Exercise inputs:

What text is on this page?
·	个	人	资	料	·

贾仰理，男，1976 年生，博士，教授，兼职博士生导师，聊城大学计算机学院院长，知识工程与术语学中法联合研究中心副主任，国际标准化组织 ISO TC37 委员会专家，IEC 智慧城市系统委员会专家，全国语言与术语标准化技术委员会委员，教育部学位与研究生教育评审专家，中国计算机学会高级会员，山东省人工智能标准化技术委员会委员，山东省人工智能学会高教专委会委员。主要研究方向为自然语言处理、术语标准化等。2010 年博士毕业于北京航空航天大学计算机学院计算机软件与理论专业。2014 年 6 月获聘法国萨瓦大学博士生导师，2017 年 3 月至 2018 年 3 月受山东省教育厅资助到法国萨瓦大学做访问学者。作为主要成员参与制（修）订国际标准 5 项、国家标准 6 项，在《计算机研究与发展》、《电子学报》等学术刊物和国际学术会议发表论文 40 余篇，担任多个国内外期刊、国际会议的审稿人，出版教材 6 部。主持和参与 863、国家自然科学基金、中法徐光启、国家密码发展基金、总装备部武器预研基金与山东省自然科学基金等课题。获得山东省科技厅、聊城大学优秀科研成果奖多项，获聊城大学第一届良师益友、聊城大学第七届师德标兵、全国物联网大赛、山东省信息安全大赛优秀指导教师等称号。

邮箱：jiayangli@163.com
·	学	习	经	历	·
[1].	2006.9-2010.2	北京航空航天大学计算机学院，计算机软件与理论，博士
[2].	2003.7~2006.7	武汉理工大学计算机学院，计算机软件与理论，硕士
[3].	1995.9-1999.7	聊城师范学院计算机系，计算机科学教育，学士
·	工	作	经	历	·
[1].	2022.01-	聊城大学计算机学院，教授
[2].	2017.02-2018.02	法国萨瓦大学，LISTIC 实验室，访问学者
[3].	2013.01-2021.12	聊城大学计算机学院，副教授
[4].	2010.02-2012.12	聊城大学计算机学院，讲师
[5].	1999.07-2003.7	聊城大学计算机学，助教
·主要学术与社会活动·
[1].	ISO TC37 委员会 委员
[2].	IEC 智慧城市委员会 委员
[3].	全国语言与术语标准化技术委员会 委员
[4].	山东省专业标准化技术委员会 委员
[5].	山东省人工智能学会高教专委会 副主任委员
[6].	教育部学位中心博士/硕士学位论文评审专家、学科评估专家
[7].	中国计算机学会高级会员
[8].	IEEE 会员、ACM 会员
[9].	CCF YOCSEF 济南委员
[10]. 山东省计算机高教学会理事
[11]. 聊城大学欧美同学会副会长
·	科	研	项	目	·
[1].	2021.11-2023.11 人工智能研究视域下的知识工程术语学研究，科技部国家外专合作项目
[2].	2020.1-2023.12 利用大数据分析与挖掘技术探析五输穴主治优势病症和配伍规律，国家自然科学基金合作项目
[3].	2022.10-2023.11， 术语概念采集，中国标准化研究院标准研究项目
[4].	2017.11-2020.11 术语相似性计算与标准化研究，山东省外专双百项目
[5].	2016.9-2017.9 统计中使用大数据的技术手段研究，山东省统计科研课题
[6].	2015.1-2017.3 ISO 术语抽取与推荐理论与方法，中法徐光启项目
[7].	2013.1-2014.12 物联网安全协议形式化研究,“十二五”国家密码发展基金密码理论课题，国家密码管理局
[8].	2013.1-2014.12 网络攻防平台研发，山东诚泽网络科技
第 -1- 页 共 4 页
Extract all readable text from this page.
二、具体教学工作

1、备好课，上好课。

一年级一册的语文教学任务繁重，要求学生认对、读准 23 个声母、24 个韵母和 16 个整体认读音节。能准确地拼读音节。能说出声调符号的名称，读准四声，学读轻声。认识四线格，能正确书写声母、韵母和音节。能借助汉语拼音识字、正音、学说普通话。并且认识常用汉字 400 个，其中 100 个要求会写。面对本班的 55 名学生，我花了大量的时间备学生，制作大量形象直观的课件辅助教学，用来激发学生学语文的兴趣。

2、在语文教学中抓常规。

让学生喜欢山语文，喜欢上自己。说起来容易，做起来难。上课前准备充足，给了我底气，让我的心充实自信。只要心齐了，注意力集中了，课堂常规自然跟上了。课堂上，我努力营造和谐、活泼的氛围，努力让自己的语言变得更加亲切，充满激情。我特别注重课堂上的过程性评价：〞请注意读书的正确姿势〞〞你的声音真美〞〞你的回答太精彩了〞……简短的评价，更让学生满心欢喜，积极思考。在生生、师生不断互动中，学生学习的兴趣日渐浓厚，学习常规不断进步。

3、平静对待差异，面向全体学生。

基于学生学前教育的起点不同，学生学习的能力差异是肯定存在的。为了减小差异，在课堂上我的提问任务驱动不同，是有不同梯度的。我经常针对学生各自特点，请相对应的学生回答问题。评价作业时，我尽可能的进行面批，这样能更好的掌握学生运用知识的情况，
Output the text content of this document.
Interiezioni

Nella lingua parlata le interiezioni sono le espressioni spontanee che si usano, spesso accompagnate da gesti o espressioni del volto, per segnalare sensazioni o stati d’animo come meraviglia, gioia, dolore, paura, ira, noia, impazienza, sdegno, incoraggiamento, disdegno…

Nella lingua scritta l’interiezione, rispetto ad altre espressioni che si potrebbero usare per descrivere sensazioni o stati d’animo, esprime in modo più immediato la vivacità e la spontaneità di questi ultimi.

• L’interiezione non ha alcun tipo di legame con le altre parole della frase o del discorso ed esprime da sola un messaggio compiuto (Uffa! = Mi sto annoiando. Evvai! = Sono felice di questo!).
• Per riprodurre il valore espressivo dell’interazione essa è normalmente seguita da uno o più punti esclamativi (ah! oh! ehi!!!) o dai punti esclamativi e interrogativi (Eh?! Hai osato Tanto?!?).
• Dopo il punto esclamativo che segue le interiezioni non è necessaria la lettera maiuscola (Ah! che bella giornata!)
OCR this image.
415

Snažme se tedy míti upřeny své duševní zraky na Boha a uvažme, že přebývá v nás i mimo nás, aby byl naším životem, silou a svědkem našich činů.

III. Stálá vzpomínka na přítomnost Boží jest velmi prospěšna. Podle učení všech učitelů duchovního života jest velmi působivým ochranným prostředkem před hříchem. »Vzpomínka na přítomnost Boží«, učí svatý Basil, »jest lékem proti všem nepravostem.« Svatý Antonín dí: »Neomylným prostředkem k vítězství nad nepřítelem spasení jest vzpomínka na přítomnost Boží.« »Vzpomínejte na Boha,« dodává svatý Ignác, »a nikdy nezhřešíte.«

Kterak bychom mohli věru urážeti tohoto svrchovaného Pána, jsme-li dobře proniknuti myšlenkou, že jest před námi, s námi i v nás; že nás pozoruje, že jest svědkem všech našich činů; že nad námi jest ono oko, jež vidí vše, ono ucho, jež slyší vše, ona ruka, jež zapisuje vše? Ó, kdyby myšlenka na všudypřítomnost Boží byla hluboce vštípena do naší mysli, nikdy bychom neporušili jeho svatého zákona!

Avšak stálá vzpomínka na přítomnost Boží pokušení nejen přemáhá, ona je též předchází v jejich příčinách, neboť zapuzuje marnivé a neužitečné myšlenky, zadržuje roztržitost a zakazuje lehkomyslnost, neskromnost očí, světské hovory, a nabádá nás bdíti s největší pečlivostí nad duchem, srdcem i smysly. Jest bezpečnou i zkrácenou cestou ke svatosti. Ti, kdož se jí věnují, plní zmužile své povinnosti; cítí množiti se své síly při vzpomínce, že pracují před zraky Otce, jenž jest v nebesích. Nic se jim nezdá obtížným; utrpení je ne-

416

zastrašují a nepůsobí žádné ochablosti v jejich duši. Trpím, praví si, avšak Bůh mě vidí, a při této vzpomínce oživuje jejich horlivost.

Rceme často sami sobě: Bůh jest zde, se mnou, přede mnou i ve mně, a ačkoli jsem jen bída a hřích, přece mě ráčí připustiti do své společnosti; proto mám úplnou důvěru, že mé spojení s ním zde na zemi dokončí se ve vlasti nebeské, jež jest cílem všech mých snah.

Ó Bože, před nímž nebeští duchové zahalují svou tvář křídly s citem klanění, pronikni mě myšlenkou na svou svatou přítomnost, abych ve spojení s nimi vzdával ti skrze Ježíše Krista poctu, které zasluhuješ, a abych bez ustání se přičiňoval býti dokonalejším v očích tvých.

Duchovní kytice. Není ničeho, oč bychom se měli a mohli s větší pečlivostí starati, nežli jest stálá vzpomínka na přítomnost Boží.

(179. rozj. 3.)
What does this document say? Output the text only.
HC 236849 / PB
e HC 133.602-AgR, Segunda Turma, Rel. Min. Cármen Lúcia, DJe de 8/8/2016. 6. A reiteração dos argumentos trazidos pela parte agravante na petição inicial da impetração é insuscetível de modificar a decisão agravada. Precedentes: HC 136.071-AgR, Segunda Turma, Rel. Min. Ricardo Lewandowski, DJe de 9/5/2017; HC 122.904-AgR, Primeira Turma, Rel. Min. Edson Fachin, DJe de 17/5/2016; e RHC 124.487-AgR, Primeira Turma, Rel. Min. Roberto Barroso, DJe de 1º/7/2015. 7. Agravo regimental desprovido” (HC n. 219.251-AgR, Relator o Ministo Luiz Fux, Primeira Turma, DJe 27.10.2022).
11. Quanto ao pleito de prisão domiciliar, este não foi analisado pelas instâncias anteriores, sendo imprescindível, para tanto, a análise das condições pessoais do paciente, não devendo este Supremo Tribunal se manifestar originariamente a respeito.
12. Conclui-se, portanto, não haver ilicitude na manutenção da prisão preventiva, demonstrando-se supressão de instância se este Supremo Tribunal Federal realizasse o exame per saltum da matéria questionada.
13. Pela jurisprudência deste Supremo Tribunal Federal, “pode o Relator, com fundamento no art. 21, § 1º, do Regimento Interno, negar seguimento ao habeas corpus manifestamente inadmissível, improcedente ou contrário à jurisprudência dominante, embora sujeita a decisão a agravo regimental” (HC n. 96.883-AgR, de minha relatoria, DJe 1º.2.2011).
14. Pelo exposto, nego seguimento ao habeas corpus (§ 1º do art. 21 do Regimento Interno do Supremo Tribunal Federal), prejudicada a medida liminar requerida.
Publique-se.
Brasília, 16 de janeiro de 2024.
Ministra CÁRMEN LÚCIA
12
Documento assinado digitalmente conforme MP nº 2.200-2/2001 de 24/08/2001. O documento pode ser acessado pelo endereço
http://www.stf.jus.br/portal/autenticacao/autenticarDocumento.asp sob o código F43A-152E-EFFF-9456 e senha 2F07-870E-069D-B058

Written instruction: Pull out each line of the entries that contains "text".

Answer to the exercise:
What text is on this page?
Extract all readable text from this page.
Output the text content of this document.
What does this document say? Output the text only.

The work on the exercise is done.